DATASET EXCERPTS:
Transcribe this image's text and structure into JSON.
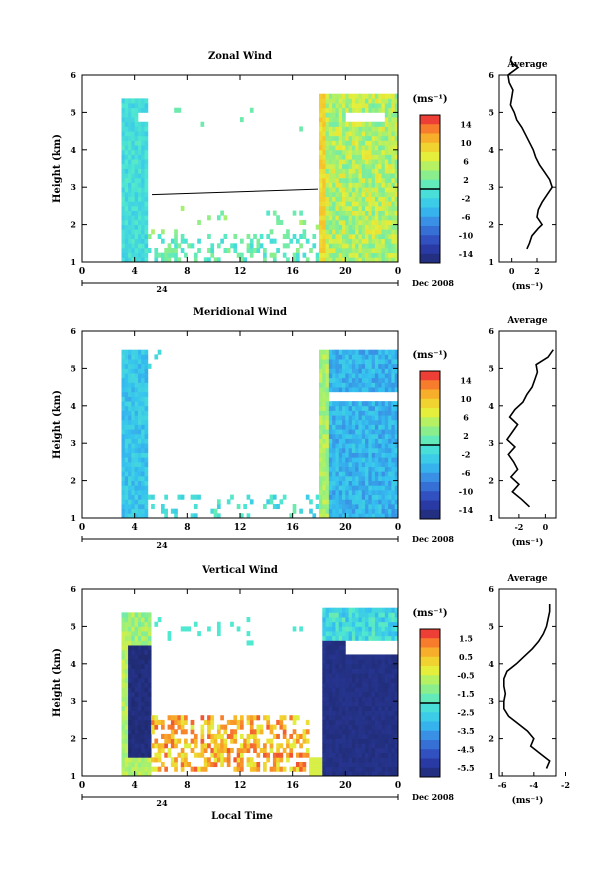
{
  "figure": {
    "date_label": "Dec 2008",
    "xaxis_title": "Local Time",
    "day_label": "24",
    "colorbar_unit": "(ms⁻¹)",
    "avg_unit": "(ms⁻¹)"
  },
  "chart_data": [
    {
      "type": "heatmap",
      "title": "Zonal Wind",
      "ylabel": "Height (km)",
      "xlabel": "",
      "xlim": [
        0,
        24
      ],
      "ylim": [
        1,
        6
      ],
      "xticks": [
        "0",
        "4",
        "8",
        "12",
        "16",
        "20",
        "0"
      ],
      "yticks": [
        "1",
        "2",
        "3",
        "4",
        "5",
        "6"
      ],
      "colorbar": {
        "range": [
          -15,
          15
        ],
        "ticks": [
          "14",
          "10",
          "6",
          "2",
          "-2",
          "-6",
          "-10",
          "-14"
        ]
      },
      "average_profile": {
        "title": "Average",
        "xlim": [
          -1,
          3.5
        ],
        "xticks": [
          "0",
          "2"
        ],
        "yticks": [
          "1",
          "2",
          "3",
          "4",
          "5",
          "6"
        ],
        "height": [
          1.35,
          1.5,
          1.7,
          1.9,
          2.0,
          2.2,
          2.4,
          2.6,
          2.8,
          3.0,
          3.2,
          3.4,
          3.6,
          3.8,
          4.0,
          4.2,
          4.4,
          4.6,
          4.8,
          5.0,
          5.2,
          5.4,
          5.6,
          5.8,
          6.0,
          6.1,
          6.2,
          6.3,
          6.4,
          6.5
        ],
        "value": [
          1.2,
          1.4,
          1.6,
          2.1,
          2.4,
          2.0,
          2.1,
          2.4,
          2.8,
          3.2,
          3.0,
          2.6,
          2.2,
          1.9,
          1.7,
          1.4,
          1.1,
          0.8,
          0.4,
          0.2,
          -0.1,
          0.0,
          0.1,
          -0.2,
          -0.3,
          0.1,
          0.5,
          0.1,
          -0.1,
          0.0
        ]
      }
    },
    {
      "type": "heatmap",
      "title": "Meridional Wind",
      "ylabel": "Height (km)",
      "xlabel": "",
      "xlim": [
        0,
        24
      ],
      "ylim": [
        1,
        6
      ],
      "xticks": [
        "0",
        "4",
        "8",
        "12",
        "16",
        "20",
        "0"
      ],
      "yticks": [
        "1",
        "2",
        "3",
        "4",
        "5",
        "6"
      ],
      "colorbar": {
        "range": [
          -15,
          15
        ],
        "ticks": [
          "14",
          "10",
          "6",
          "2",
          "-2",
          "-6",
          "-10",
          "-14"
        ]
      },
      "average_profile": {
        "title": "Average",
        "xlim": [
          -3.5,
          0.8
        ],
        "xticks": [
          "-2",
          "0"
        ],
        "yticks": [
          "1",
          "2",
          "3",
          "4",
          "5",
          "6"
        ],
        "height": [
          1.3,
          1.5,
          1.7,
          1.9,
          2.1,
          2.3,
          2.5,
          2.7,
          2.9,
          3.1,
          3.3,
          3.5,
          3.7,
          3.9,
          4.1,
          4.3,
          4.5,
          4.7,
          4.9,
          5.1,
          5.3,
          5.5
        ],
        "value": [
          -1.2,
          -1.8,
          -2.5,
          -2.0,
          -2.6,
          -2.1,
          -2.4,
          -2.8,
          -2.3,
          -2.9,
          -2.5,
          -2.1,
          -2.7,
          -2.3,
          -1.7,
          -1.4,
          -1.0,
          -0.8,
          -0.6,
          -0.7,
          0.2,
          0.6
        ]
      }
    },
    {
      "type": "heatmap",
      "title": "Vertical Wind",
      "ylabel": "Height (km)",
      "xlabel": "Local Time",
      "xlim": [
        0,
        24
      ],
      "ylim": [
        1,
        6
      ],
      "xticks": [
        "0",
        "4",
        "8",
        "12",
        "16",
        "20",
        "0"
      ],
      "yticks": [
        "1",
        "2",
        "3",
        "4",
        "5",
        "6"
      ],
      "colorbar": {
        "range": [
          -6,
          2
        ],
        "ticks": [
          "1.5",
          "0.5",
          "-0.5",
          "-1.5",
          "-2.5",
          "-3.5",
          "-4.5",
          "-5.5"
        ]
      },
      "average_profile": {
        "title": "Average",
        "xlim": [
          -6.2,
          -2.6
        ],
        "xticks": [
          "-6",
          "-4",
          "-2"
        ],
        "yticks": [
          "1",
          "2",
          "3",
          "4",
          "5",
          "6"
        ],
        "height": [
          1.2,
          1.4,
          1.6,
          1.8,
          2.0,
          2.2,
          2.4,
          2.6,
          2.8,
          3.0,
          3.2,
          3.4,
          3.6,
          3.8,
          4.0,
          4.2,
          4.4,
          4.6,
          4.8,
          5.0,
          5.2,
          5.4,
          5.6
        ],
        "value": [
          -3.2,
          -3.0,
          -3.6,
          -4.2,
          -4.0,
          -4.4,
          -5.0,
          -5.6,
          -5.9,
          -5.9,
          -5.8,
          -5.9,
          -5.9,
          -5.7,
          -5.1,
          -4.6,
          -4.1,
          -3.7,
          -3.4,
          -3.2,
          -3.1,
          -3.0,
          -3.0
        ]
      }
    }
  ]
}
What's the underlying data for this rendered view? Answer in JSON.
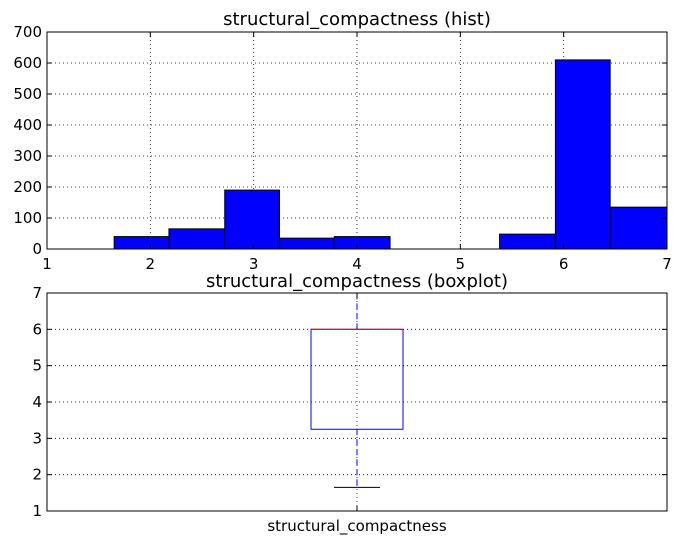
{
  "chart_data": [
    {
      "type": "bar",
      "title": "structural_compactness (hist)",
      "xlabel": "",
      "ylabel": "",
      "xlim": [
        1,
        7
      ],
      "ylim": [
        0,
        700
      ],
      "xticks": [
        "1",
        "2",
        "3",
        "4",
        "5",
        "6",
        "7"
      ],
      "yticks": [
        "0",
        "100",
        "200",
        "300",
        "400",
        "500",
        "600",
        "700"
      ],
      "grid": true,
      "bar_color": "#0000ff",
      "bins": [
        {
          "x0": 1.65,
          "x1": 2.18,
          "value": 40
        },
        {
          "x0": 2.18,
          "x1": 2.72,
          "value": 65
        },
        {
          "x0": 2.72,
          "x1": 3.25,
          "value": 190
        },
        {
          "x0": 3.25,
          "x1": 3.78,
          "value": 35
        },
        {
          "x0": 3.78,
          "x1": 4.32,
          "value": 40
        },
        {
          "x0": 4.32,
          "x1": 4.85,
          "value": 0
        },
        {
          "x0": 4.85,
          "x1": 5.38,
          "value": 0
        },
        {
          "x0": 5.38,
          "x1": 5.92,
          "value": 48
        },
        {
          "x0": 5.92,
          "x1": 6.45,
          "value": 610
        },
        {
          "x0": 6.45,
          "x1": 7.0,
          "value": 135
        }
      ]
    },
    {
      "type": "box",
      "title": "structural_compactness (boxplot)",
      "xlabel": "",
      "ylabel": "",
      "ylim": [
        1,
        7
      ],
      "yticks": [
        "1",
        "2",
        "3",
        "4",
        "5",
        "6",
        "7"
      ],
      "categories": [
        "structural_compactness"
      ],
      "grid": true,
      "box": {
        "whisker_low": 1.65,
        "q1": 3.25,
        "median": 6.0,
        "q3": 6.0,
        "whisker_high": 7.0
      },
      "box_color": "#0000ff",
      "median_color": "#ff0000",
      "cap_color": "#000000"
    }
  ]
}
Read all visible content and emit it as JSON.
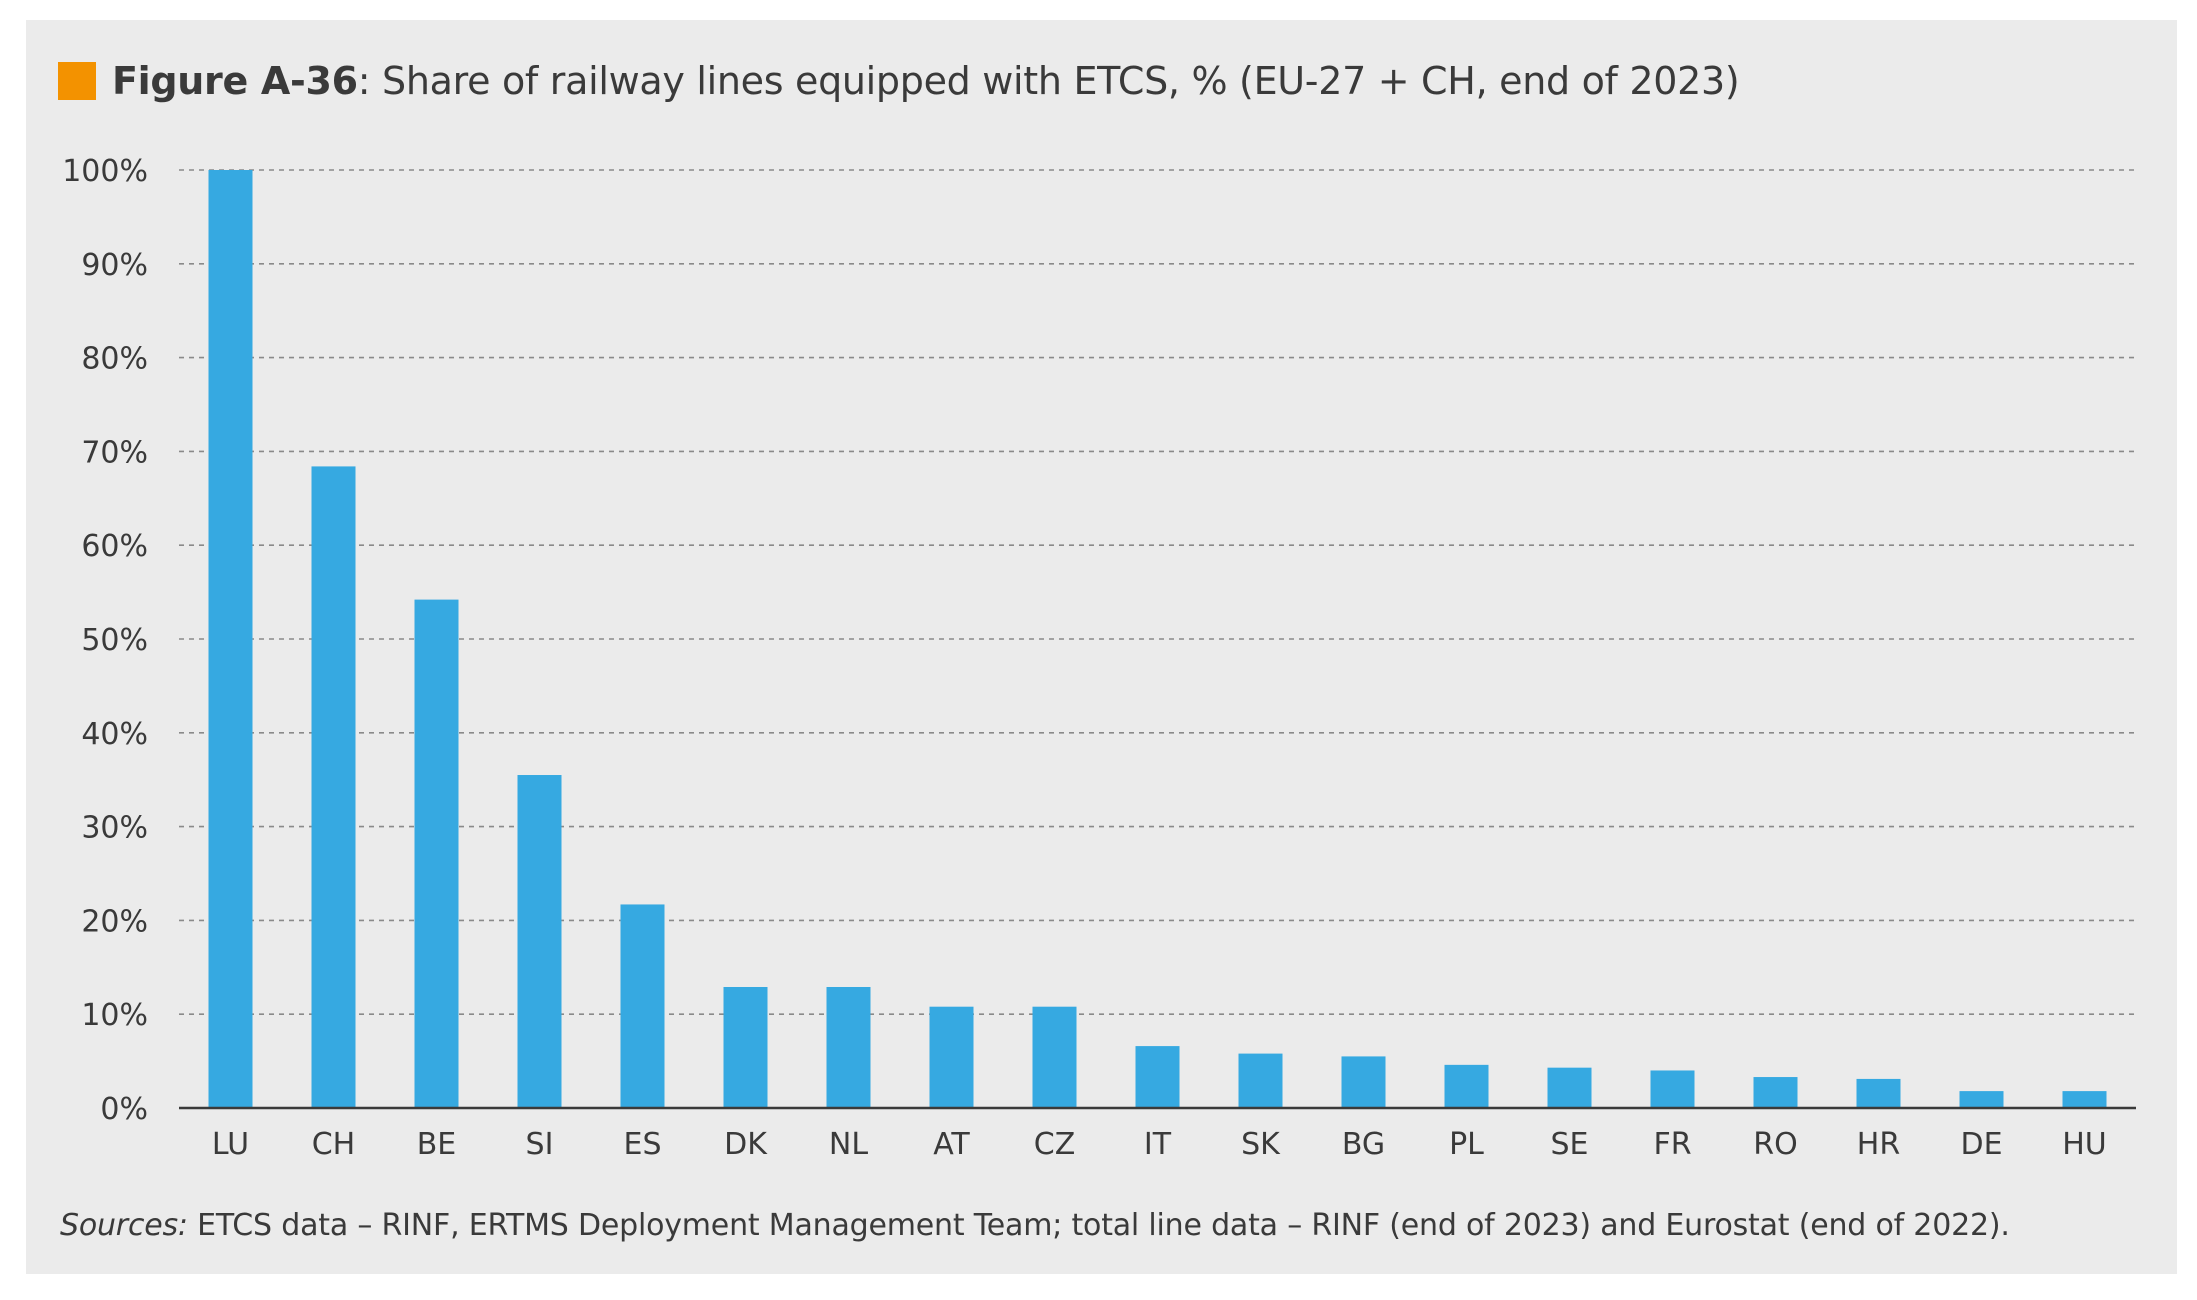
{
  "figure": {
    "label": "Figure A-36",
    "title_rest": ": Share of railway lines equipped with ETCS, % (EU-27 + CH, end of 2023)",
    "marker_color": "#f39200",
    "source_label": "Sources:",
    "source_text": " ETCS data – RINF, ERTMS Deployment Management Team; total line data – RINF (end of 2023) and Eurostat (end of 2022)."
  },
  "chart_data": {
    "type": "bar",
    "title": "Figure A-36: Share of railway lines equipped with ETCS, % (EU-27 + CH, end of 2023)",
    "xlabel": "",
    "ylabel": "",
    "categories": [
      "LU",
      "CH",
      "BE",
      "SI",
      "ES",
      "DK",
      "NL",
      "AT",
      "CZ",
      "IT",
      "SK",
      "BG",
      "PL",
      "SE",
      "FR",
      "RO",
      "HR",
      "DE",
      "HU"
    ],
    "values": [
      100,
      68.4,
      54.2,
      35.5,
      21.7,
      12.9,
      12.9,
      10.8,
      10.8,
      6.6,
      5.8,
      5.5,
      4.6,
      4.3,
      4.0,
      3.3,
      3.1,
      1.8,
      1.8
    ],
    "ylim": [
      0,
      100
    ],
    "yticks": [
      0,
      10,
      20,
      30,
      40,
      50,
      60,
      70,
      80,
      90,
      100
    ],
    "ytick_labels": [
      "0%",
      "10%",
      "20%",
      "30%",
      "40%",
      "50%",
      "60%",
      "70%",
      "80%",
      "90%",
      "100%"
    ],
    "grid": true,
    "bar_color": "#36a9e1",
    "grid_color": "#8a8a8a",
    "axis_color": "#3a3a3a",
    "text_color": "#3a3a3a"
  }
}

INSTRUCTIONS TO FOLLOW:
Count every line in the entries above where the word "railway" appears; respond with the number alone.

EXPECTED OUTPUT:
2